__Entries taken from a collection__:

— START —

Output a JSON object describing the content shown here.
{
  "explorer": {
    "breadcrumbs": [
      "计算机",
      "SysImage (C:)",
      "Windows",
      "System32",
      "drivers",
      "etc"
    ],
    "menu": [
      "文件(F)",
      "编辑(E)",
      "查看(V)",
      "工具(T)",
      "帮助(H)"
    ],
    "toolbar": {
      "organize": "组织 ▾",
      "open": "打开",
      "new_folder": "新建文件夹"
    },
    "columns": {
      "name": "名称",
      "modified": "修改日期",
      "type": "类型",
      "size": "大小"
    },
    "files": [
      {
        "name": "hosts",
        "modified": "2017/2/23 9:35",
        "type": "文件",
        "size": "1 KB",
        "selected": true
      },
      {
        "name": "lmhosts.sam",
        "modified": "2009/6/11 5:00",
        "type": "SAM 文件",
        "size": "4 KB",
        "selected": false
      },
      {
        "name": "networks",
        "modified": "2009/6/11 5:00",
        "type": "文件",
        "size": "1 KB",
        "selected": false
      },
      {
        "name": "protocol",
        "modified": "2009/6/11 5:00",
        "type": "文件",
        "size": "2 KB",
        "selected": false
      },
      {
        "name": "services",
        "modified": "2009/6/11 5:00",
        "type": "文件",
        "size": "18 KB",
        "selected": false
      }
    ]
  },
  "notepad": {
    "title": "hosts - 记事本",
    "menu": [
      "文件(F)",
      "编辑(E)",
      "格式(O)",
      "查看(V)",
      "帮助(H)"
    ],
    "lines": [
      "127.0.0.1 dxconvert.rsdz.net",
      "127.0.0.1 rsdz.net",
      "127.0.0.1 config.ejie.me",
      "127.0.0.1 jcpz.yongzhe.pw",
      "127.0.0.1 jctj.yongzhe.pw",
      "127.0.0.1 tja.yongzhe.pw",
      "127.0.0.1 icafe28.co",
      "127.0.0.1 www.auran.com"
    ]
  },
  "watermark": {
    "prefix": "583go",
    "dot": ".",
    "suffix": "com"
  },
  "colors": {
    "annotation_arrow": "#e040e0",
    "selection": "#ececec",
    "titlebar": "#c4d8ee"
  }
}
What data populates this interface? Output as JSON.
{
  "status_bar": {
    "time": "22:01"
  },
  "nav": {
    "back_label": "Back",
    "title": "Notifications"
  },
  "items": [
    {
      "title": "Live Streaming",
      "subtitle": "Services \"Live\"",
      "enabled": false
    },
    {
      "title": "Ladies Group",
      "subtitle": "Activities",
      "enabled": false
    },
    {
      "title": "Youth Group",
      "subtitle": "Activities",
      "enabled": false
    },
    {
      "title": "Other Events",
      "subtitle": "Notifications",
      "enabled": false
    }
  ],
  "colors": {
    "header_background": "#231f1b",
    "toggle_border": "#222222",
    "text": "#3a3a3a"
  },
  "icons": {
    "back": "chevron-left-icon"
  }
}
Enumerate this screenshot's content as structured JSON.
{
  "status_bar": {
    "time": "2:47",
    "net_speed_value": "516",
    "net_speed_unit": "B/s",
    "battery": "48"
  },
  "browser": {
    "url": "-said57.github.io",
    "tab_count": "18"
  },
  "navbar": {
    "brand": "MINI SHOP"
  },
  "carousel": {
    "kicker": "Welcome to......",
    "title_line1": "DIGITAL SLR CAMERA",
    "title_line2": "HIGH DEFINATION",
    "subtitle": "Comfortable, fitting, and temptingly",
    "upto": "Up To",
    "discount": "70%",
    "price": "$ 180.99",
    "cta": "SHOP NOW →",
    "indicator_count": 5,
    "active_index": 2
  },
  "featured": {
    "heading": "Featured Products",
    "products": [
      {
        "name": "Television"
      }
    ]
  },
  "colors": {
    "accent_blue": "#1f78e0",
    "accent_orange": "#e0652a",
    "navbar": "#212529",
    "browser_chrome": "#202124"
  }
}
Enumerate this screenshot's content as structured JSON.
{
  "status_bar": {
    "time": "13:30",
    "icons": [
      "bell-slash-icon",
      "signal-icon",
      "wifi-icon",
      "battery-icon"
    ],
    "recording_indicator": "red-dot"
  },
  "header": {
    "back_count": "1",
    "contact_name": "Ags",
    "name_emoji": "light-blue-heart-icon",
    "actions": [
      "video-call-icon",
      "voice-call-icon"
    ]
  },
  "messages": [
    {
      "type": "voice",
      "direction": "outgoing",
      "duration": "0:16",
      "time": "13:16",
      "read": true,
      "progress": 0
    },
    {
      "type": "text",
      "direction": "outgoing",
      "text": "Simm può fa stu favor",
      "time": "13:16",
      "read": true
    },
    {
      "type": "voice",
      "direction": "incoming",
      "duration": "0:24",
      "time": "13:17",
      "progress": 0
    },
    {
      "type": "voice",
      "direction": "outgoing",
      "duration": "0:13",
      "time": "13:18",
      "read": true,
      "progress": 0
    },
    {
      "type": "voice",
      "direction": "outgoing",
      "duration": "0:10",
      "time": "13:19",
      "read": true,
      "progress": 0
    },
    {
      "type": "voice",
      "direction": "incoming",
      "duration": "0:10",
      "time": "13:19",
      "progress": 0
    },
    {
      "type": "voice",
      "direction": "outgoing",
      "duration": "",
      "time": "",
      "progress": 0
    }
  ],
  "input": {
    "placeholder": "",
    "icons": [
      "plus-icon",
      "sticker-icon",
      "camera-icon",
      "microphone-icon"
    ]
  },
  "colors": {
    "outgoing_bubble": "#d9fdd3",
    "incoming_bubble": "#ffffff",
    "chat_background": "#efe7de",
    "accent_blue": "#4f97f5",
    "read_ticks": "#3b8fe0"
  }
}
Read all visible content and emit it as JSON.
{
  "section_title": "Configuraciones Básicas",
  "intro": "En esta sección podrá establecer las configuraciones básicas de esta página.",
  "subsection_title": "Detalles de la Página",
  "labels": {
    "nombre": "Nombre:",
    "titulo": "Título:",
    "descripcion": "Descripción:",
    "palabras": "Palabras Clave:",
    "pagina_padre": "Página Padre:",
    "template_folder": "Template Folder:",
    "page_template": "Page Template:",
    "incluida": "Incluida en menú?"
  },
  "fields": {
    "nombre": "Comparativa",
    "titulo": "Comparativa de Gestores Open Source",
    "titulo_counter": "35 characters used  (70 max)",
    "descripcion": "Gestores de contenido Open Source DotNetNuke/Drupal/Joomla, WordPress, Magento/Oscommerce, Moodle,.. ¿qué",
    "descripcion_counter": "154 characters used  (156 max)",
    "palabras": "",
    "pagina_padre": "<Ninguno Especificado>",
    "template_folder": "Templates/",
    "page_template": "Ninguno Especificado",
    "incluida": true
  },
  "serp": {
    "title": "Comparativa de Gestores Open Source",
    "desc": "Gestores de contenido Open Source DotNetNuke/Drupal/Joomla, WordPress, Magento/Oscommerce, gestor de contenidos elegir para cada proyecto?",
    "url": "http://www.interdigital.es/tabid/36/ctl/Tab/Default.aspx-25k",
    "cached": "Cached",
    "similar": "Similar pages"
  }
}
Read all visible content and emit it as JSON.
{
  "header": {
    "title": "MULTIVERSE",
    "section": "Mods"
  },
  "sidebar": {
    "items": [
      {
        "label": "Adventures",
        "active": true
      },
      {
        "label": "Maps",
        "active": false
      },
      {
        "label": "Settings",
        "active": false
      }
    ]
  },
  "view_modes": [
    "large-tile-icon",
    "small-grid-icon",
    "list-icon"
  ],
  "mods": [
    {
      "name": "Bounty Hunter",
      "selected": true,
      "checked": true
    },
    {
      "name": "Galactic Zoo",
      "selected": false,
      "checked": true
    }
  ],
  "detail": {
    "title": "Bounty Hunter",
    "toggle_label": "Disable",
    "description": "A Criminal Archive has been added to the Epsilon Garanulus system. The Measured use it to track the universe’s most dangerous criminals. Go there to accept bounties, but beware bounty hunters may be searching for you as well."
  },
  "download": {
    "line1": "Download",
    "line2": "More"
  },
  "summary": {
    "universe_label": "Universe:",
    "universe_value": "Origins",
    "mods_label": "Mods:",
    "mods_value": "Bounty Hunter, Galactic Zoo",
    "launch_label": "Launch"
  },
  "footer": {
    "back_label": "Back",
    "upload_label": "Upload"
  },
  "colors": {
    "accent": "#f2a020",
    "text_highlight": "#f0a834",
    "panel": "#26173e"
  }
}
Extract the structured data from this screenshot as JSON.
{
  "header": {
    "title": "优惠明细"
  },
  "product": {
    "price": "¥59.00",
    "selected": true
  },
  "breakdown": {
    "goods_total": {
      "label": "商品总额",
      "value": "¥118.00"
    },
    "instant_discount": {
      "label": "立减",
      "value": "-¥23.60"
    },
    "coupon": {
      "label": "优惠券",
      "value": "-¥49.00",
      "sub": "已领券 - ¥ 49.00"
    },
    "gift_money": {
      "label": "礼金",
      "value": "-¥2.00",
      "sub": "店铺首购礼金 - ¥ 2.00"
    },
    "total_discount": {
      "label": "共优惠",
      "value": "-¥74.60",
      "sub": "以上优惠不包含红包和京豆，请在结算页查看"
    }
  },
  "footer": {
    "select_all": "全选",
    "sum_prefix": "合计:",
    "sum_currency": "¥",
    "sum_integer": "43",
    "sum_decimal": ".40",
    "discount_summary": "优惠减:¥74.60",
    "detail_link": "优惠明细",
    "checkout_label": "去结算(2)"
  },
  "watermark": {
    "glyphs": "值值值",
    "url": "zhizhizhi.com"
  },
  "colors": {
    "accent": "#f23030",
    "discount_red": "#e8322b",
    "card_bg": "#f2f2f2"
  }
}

— END —

__Stated task__: Repeat exactly the lines from the line containing "Extract the structured" through the last line of the records above, including both, and nothing else.

__Answer in full__:
Extract the structured data from this screenshot as JSON.
{
  "header": {
    "title": "优惠明细"
  },
  "product": {
    "price": "¥59.00",
    "selected": true
  },
  "breakdown": {
    "goods_total": {
      "label": "商品总额",
      "value": "¥118.00"
    },
    "instant_discount": {
      "label": "立减",
      "value": "-¥23.60"
    },
    "coupon": {
      "label": "优惠券",
      "value": "-¥49.00",
      "sub": "已领券 - ¥ 49.00"
    },
    "gift_money": {
      "label": "礼金",
      "value": "-¥2.00",
      "sub": "店铺首购礼金 - ¥ 2.00"
    },
    "total_discount": {
      "label": "共优惠",
      "value": "-¥74.60",
      "sub": "以上优惠不包含红包和京豆，请在结算页查看"
    }
  },
  "footer": {
    "select_all": "全选",
    "sum_prefix": "合计:",
    "sum_currency": "¥",
    "sum_integer": "43",
    "sum_decimal": ".40",
    "discount_summary": "优惠减:¥74.60",
    "detail_link": "优惠明细",
    "checkout_label": "去结算(2)"
  },
  "watermark": {
    "glyphs": "值值值",
    "url": "zhizhizhi.com"
  },
  "colors": {
    "accent": "#f23030",
    "discount_red": "#e8322b",
    "card_bg": "#f2f2f2"
  }
}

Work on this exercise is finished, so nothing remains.